REQUIRED WORK:
Which lines contain the string "label"? Please list every one of them.

EXERCISE DATA:
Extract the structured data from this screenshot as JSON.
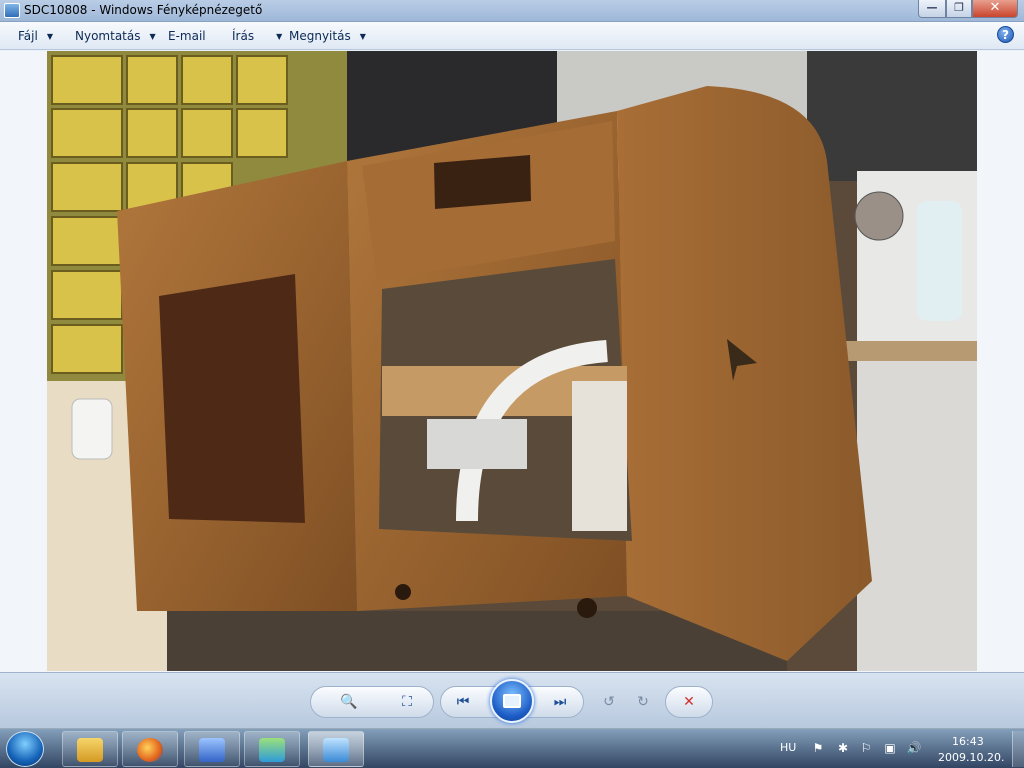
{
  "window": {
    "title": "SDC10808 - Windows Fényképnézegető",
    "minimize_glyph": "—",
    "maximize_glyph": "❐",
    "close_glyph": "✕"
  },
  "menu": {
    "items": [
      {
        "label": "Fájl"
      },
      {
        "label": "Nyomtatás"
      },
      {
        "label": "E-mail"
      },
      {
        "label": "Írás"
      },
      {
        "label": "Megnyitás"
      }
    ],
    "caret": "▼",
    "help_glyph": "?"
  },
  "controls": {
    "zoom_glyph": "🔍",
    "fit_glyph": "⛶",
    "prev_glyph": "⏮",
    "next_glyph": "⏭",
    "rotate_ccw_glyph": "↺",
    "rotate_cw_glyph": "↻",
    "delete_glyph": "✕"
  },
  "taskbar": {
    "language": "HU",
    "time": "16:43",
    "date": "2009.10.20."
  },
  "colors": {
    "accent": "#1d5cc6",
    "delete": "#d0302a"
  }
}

THE RESPONSE:
        "label": "Fájl"
        "label": "Nyomtatás"
        "label": "E-mail"
        "label": "Írás"
        "label": "Megnyitás"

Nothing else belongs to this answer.